▶ [Requirements]: Every entry that follows should be reproduced exactly.

Dataset items:

☆ ☆ ☆ ☆ ☆

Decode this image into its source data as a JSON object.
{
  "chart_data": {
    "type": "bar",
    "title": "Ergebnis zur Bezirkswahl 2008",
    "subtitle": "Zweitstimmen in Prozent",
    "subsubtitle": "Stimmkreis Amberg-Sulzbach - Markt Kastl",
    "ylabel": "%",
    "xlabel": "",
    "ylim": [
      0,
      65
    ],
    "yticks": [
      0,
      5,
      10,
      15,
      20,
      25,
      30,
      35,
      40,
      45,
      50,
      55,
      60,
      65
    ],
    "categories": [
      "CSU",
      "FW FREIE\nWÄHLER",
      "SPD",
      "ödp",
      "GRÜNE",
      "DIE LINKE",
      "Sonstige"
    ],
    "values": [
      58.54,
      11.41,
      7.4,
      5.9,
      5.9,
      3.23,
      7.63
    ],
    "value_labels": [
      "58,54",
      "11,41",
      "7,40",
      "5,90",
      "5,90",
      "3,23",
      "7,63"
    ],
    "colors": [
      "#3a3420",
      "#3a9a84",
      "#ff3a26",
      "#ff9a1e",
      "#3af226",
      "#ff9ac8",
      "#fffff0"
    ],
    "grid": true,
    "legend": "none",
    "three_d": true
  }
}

☆ ☆ ☆ ☆ ☆

▶ [Written solution]:
Decode this image into its source data as a JSON object.
{
  "chart_data": {
    "type": "bar",
    "title": "Ergebnis zur Bezirkswahl 2008",
    "subtitle": "Zweitstimmen in Prozent",
    "subsubtitle": "Stimmkreis Amberg-Sulzbach - Markt Kastl",
    "ylabel": "%",
    "xlabel": "",
    "ylim": [
      0,
      65
    ],
    "yticks": [
      0,
      5,
      10,
      15,
      20,
      25,
      30,
      35,
      40,
      45,
      50,
      55,
      60,
      65
    ],
    "categories": [
      "CSU",
      "FW FREIE\nWÄHLER",
      "SPD",
      "ödp",
      "GRÜNE",
      "DIE LINKE",
      "Sonstige"
    ],
    "values": [
      58.54,
      11.41,
      7.4,
      5.9,
      5.9,
      3.23,
      7.63
    ],
    "value_labels": [
      "58,54",
      "11,41",
      "7,40",
      "5,90",
      "5,90",
      "3,23",
      "7,63"
    ],
    "colors": [
      "#3a3420",
      "#3a9a84",
      "#ff3a26",
      "#ff9a1e",
      "#3af226",
      "#ff9ac8",
      "#fffff0"
    ],
    "grid": true,
    "legend": "none",
    "three_d": true
  }
}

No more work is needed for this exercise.